TASK DESCRIPTION:
Copy the data precisely, keeping every character.

•••

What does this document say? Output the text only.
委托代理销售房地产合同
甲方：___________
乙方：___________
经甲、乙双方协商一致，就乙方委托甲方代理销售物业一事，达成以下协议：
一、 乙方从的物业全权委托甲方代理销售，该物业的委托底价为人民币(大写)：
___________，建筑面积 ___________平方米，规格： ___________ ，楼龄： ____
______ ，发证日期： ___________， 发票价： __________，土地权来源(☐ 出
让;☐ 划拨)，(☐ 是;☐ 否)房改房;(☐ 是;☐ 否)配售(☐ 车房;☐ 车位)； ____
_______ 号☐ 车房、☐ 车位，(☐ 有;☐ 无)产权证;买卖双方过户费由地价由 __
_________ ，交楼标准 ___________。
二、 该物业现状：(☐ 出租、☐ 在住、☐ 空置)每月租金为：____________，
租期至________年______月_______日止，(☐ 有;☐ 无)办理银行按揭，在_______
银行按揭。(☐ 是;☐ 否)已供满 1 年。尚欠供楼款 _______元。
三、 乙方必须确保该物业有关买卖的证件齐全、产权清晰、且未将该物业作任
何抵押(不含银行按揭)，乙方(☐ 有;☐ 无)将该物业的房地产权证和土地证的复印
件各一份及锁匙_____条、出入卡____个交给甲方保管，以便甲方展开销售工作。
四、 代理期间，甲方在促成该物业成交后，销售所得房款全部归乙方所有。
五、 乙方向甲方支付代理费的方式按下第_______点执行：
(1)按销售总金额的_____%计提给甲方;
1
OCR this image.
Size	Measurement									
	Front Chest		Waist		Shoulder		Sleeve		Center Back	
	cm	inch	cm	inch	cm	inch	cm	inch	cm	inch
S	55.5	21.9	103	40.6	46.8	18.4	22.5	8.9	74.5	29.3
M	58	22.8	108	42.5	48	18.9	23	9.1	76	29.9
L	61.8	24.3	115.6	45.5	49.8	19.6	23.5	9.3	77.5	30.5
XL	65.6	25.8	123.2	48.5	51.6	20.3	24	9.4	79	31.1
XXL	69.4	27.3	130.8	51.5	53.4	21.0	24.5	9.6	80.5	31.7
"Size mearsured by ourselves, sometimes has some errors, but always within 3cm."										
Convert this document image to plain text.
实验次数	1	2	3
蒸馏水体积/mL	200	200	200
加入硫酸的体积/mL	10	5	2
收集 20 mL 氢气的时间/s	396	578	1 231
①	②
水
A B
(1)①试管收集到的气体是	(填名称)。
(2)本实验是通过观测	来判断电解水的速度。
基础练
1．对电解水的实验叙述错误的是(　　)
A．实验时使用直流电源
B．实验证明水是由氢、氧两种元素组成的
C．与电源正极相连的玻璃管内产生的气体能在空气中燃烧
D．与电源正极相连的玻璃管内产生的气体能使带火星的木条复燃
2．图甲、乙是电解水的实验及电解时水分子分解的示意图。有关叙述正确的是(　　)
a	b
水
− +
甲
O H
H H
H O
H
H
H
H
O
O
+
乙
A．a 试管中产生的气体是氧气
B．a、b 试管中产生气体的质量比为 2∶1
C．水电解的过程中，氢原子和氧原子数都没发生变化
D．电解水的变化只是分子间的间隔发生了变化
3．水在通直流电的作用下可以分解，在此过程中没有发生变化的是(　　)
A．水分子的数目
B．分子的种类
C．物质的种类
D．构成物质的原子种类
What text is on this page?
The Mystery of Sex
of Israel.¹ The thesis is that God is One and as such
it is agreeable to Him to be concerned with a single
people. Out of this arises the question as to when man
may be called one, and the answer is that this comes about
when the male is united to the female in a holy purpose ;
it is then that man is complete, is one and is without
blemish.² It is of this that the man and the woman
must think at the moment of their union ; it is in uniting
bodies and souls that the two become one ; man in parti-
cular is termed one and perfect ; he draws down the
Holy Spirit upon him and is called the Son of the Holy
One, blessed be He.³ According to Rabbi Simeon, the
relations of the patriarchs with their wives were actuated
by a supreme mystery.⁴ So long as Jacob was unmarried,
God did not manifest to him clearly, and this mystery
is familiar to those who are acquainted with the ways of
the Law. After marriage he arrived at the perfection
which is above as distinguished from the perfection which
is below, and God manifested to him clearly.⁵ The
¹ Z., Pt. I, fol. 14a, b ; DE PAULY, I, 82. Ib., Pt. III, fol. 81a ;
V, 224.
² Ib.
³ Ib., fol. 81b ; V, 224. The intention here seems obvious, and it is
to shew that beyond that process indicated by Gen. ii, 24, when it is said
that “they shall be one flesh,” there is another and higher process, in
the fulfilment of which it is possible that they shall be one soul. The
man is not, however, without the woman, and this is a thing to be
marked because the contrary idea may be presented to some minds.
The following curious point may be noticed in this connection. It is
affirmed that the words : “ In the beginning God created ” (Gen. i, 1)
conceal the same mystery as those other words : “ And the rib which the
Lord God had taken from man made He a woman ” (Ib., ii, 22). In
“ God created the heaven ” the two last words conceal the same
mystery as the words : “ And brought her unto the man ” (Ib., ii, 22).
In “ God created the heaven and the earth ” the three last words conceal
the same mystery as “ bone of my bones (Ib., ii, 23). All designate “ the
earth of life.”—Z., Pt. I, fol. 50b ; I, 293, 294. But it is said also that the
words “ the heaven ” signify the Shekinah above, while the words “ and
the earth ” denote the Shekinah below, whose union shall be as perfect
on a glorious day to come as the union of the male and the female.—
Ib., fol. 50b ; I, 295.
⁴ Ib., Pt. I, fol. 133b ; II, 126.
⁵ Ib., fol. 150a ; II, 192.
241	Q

•••

TASK OUTPUT:
What does this document say? Output the text only.
委托代理销售房地产合同
甲方：___________
乙方：___________
经甲、乙双方协商一致，就乙方委托甲方代理销售物业一事，达成以下协议：
一、 乙方从的物业全权委托甲方代理销售，该物业的委托底价为人民币(大写)：
___________，建筑面积 ___________平方米，规格： ___________ ，楼龄： ____
______ ，发证日期： ___________， 发票价： __________，土地权来源(☐ 出
让;☐ 划拨)，(☐ 是;☐ 否)房改房;(☐ 是;☐ 否)配售(☐ 车房;☐ 车位)； ____
_______ 号☐ 车房、☐ 车位，(☐ 有;☐ 无)产权证;买卖双方过户费由地价由 __
_________ ，交楼标准 ___________。
二、 该物业现状：(☐ 出租、☐ 在住、☐ 空置)每月租金为：____________，
租期至________年______月_______日止，(☐ 有;☐ 无)办理银行按揭，在_______
银行按揭。(☐ 是;☐ 否)已供满 1 年。尚欠供楼款 _______元。
三、 乙方必须确保该物业有关买卖的证件齐全、产权清晰、且未将该物业作任
何抵押(不含银行按揭)，乙方(☐ 有;☐ 无)将该物业的房地产权证和土地证的复印
件各一份及锁匙_____条、出入卡____个交给甲方保管，以便甲方展开销售工作。
四、 代理期间，甲方在促成该物业成交后，销售所得房款全部归乙方所有。
五、 乙方向甲方支付代理费的方式按下第_______点执行：
(1)按销售总金额的_____%计提给甲方;
1
OCR this image.
Size	Measurement									
	Front Chest		Waist		Shoulder		Sleeve		Center Back	
	cm	inch	cm	inch	cm	inch	cm	inch	cm	inch
S	55.5	21.9	103	40.6	46.8	18.4	22.5	8.9	74.5	29.3
M	58	22.8	108	42.5	48	18.9	23	9.1	76	29.9
L	61.8	24.3	115.6	45.5	49.8	19.6	23.5	9.3	77.5	30.5
XL	65.6	25.8	123.2	48.5	51.6	20.3	24	9.4	79	31.1
XXL	69.4	27.3	130.8	51.5	53.4	21.0	24.5	9.6	80.5	31.7
"Size mearsured by ourselves, sometimes has some errors, but always within 3cm."										
Convert this document image to plain text.
实验次数	1	2	3
蒸馏水体积/mL	200	200	200
加入硫酸的体积/mL	10	5	2
收集 20 mL 氢气的时间/s	396	578	1 231
①	②
水
A B
(1)①试管收集到的气体是	(填名称)。
(2)本实验是通过观测	来判断电解水的速度。
基础练
1．对电解水的实验叙述错误的是(　　)
A．实验时使用直流电源
B．实验证明水是由氢、氧两种元素组成的
C．与电源正极相连的玻璃管内产生的气体能在空气中燃烧
D．与电源正极相连的玻璃管内产生的气体能使带火星的木条复燃
2．图甲、乙是电解水的实验及电解时水分子分解的示意图。有关叙述正确的是(　　)
a	b
水
− +
甲
O H
H H
H O
H
H
H
H
O
O
+
乙
A．a 试管中产生的气体是氧气
B．a、b 试管中产生气体的质量比为 2∶1
C．水电解的过程中，氢原子和氧原子数都没发生变化
D．电解水的变化只是分子间的间隔发生了变化
3．水在通直流电的作用下可以分解，在此过程中没有发生变化的是(　　)
A．水分子的数目
B．分子的种类
C．物质的种类
D．构成物质的原子种类
What text is on this page?
The Mystery of Sex
of Israel.¹ The thesis is that God is One and as such
it is agreeable to Him to be concerned with a single
people. Out of this arises the question as to when man
may be called one, and the answer is that this comes about
when the male is united to the female in a holy purpose ;
it is then that man is complete, is one and is without
blemish.² It is of this that the man and the woman
must think at the moment of their union ; it is in uniting
bodies and souls that the two become one ; man in parti-
cular is termed one and perfect ; he draws down the
Holy Spirit upon him and is called the Son of the Holy
One, blessed be He.³ According to Rabbi Simeon, the
relations of the patriarchs with their wives were actuated
by a supreme mystery.⁴ So long as Jacob was unmarried,
God did not manifest to him clearly, and this mystery
is familiar to those who are acquainted with the ways of
the Law. After marriage he arrived at the perfection
which is above as distinguished from the perfection which
is below, and God manifested to him clearly.⁵ The
¹ Z., Pt. I, fol. 14a, b ; DE PAULY, I, 82. Ib., Pt. III, fol. 81a ;
V, 224.
² Ib.
³ Ib., fol. 81b ; V, 224. The intention here seems obvious, and it is
to shew that beyond that process indicated by Gen. ii, 24, when it is said
that “they shall be one flesh,” there is another and higher process, in
the fulfilment of which it is possible that they shall be one soul. The
man is not, however, without the woman, and this is a thing to be
marked because the contrary idea may be presented to some minds.
The following curious point may be noticed in this connection. It is
affirmed that the words : “ In the beginning God created ” (Gen. i, 1)
conceal the same mystery as those other words : “ And the rib which the
Lord God had taken from man made He a woman ” (Ib., ii, 22). In
“ God created the heaven ” the two last words conceal the same
mystery as the words : “ And brought her unto the man ” (Ib., ii, 22).
In “ God created the heaven and the earth ” the three last words conceal
the same mystery as “ bone of my bones (Ib., ii, 23). All designate “ the
earth of life.”—Z., Pt. I, fol. 50b ; I, 293, 294. But it is said also that the
words “ the heaven ” signify the Shekinah above, while the words “ and
the earth ” denote the Shekinah below, whose union shall be as perfect
on a glorious day to come as the union of the male and the female.—
Ib., fol. 50b ; I, 295.
⁴ Ib., Pt. I, fol. 133b ; II, 126.
⁵ Ib., fol. 150a ; II, 192.
241	Q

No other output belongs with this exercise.